Task → Can you copy out the data exactly? Leave the images out.

* start Provided records *

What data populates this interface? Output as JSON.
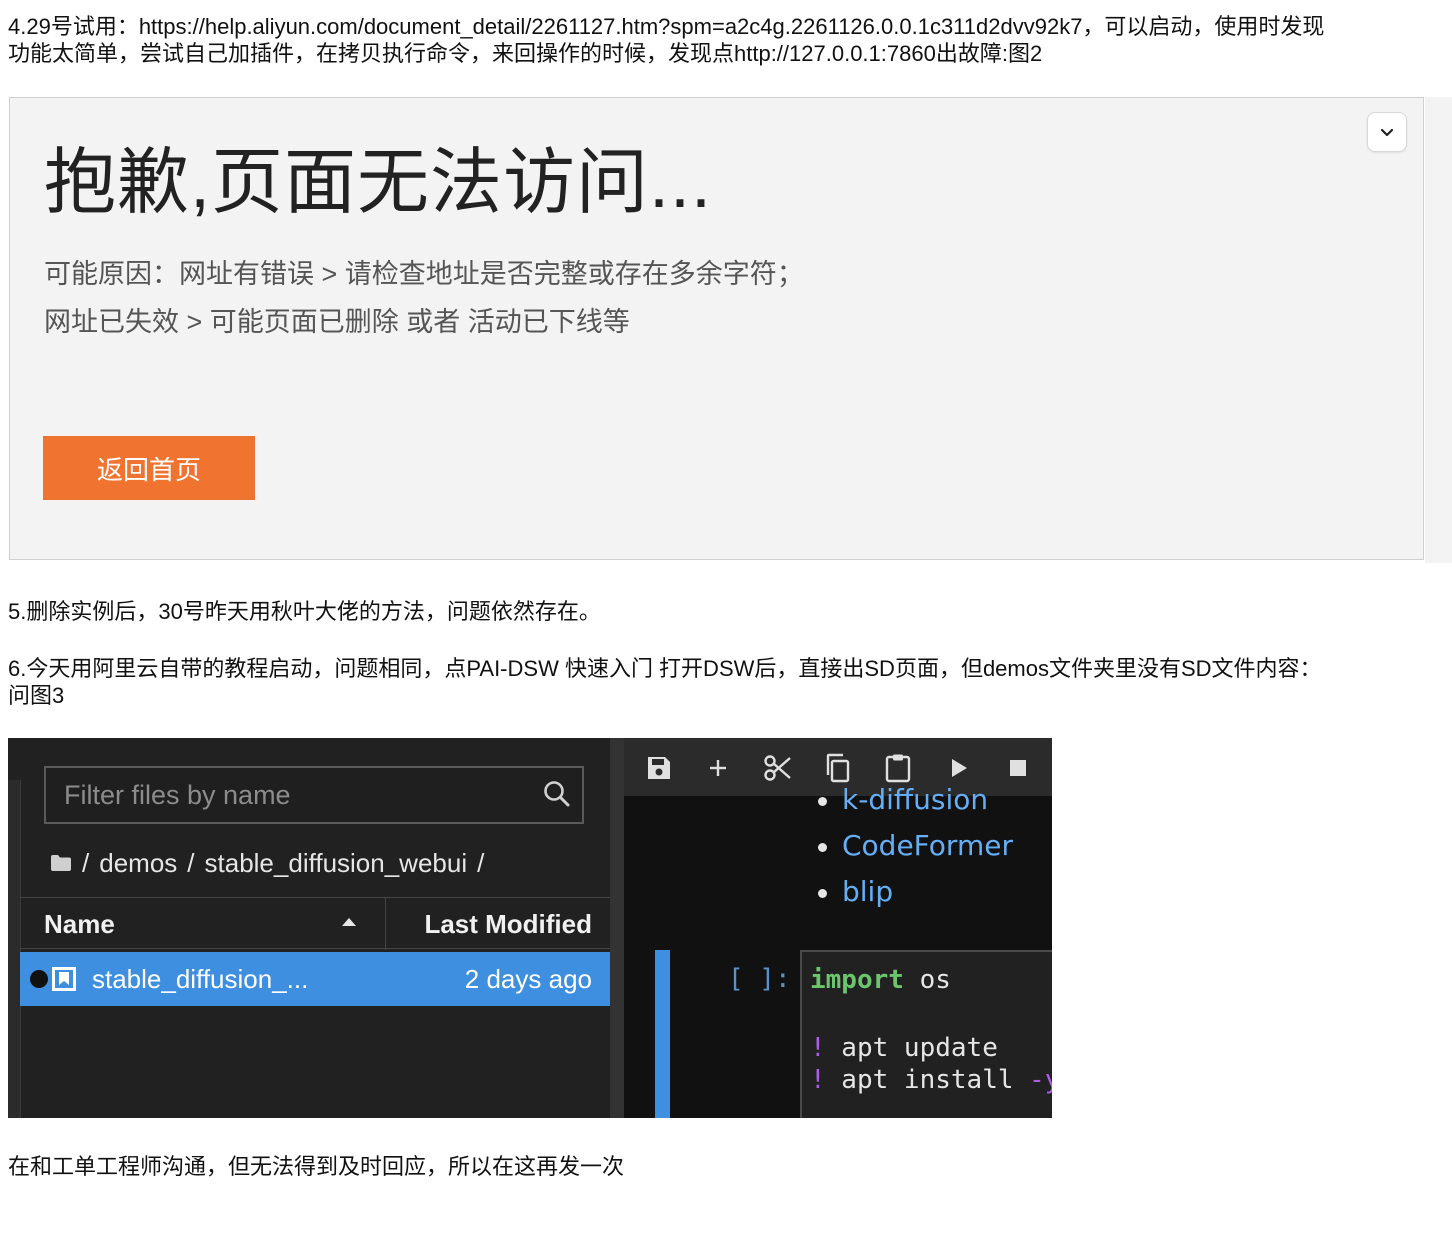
{
  "text": {
    "p1_line1": "4.29号试用：https://help.aliyun.com/document_detail/2261127.htm?spm=a2c4g.2261126.0.0.1c311d2dvv92k7，可以启动，使用时发现",
    "p1_line2": "功能太简单，尝试自己加插件，在拷贝执行命令，来回操作的时候，发现点http://127.0.0.1:7860出故障:图2",
    "p2": "5.删除实例后，30号昨天用秋叶大佬的方法，问题依然存在。",
    "p3_line1": "6.今天用阿里云自带的教程启动，问题相同，点PAI-DSW 快速入门 打开DSW后，直接出SD页面，但demos文件夹里没有SD文件内容：",
    "p3_line2": "问图3",
    "p4": "在和工单工程师沟通，但无法得到及时回应，所以在这再发一次"
  },
  "error_page": {
    "title": "抱歉,页面无法访问...",
    "reason_line1": "可能原因：网址有错误 > 请检查地址是否完整或存在多余字符；",
    "reason_line2": "网址已失效 > 可能页面已删除 或者 活动已下线等",
    "home_button": "返回首页",
    "accent_color": "#f07330"
  },
  "jupyter": {
    "filter_placeholder": "Filter files by name",
    "breadcrumb": [
      "/",
      "demos",
      "/",
      "stable_diffusion_webui",
      "/"
    ],
    "columns": {
      "name": "Name",
      "modified": "Last Modified"
    },
    "rows": [
      {
        "name": "stable_diffusion_...",
        "modified": "2 days ago",
        "selected": true
      }
    ],
    "toolbar": [
      "save-icon",
      "add-icon",
      "cut-icon",
      "copy-icon",
      "paste-icon",
      "run-icon",
      "stop-icon"
    ],
    "notebook": {
      "bullets": [
        "k-diffusion",
        "CodeFormer",
        "blip"
      ],
      "prompt": "[ ]:",
      "code": {
        "line1_kw": "import",
        "line1_rest": " os",
        "line3_bang": "!",
        "line3_rest": " apt update",
        "line4_bang": "!",
        "line4_rest": " apt install ",
        "line4_flag": "-y"
      }
    }
  }
}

* end Provided records *

Exercise response →
What data populates this interface? Output as JSON.
{
  "text": {
    "p1_line1": "4.29号试用：https://help.aliyun.com/document_detail/2261127.htm?spm=a2c4g.2261126.0.0.1c311d2dvv92k7，可以启动，使用时发现",
    "p1_line2": "功能太简单，尝试自己加插件，在拷贝执行命令，来回操作的时候，发现点http://127.0.0.1:7860出故障:图2",
    "p2": "5.删除实例后，30号昨天用秋叶大佬的方法，问题依然存在。",
    "p3_line1": "6.今天用阿里云自带的教程启动，问题相同，点PAI-DSW 快速入门 打开DSW后，直接出SD页面，但demos文件夹里没有SD文件内容：",
    "p3_line2": "问图3",
    "p4": "在和工单工程师沟通，但无法得到及时回应，所以在这再发一次"
  },
  "error_page": {
    "title": "抱歉,页面无法访问...",
    "reason_line1": "可能原因：网址有错误 > 请检查地址是否完整或存在多余字符；",
    "reason_line2": "网址已失效 > 可能页面已删除 或者 活动已下线等",
    "home_button": "返回首页",
    "accent_color": "#f07330"
  },
  "jupyter": {
    "filter_placeholder": "Filter files by name",
    "breadcrumb": [
      "/",
      "demos",
      "/",
      "stable_diffusion_webui",
      "/"
    ],
    "columns": {
      "name": "Name",
      "modified": "Last Modified"
    },
    "rows": [
      {
        "name": "stable_diffusion_...",
        "modified": "2 days ago",
        "selected": true
      }
    ],
    "toolbar": [
      "save-icon",
      "add-icon",
      "cut-icon",
      "copy-icon",
      "paste-icon",
      "run-icon",
      "stop-icon"
    ],
    "notebook": {
      "bullets": [
        "k-diffusion",
        "CodeFormer",
        "blip"
      ],
      "prompt": "[ ]:",
      "code": {
        "line1_kw": "import",
        "line1_rest": " os",
        "line3_bang": "!",
        "line3_rest": " apt update",
        "line4_bang": "!",
        "line4_rest": " apt install ",
        "line4_flag": "-y"
      }
    }
  }
}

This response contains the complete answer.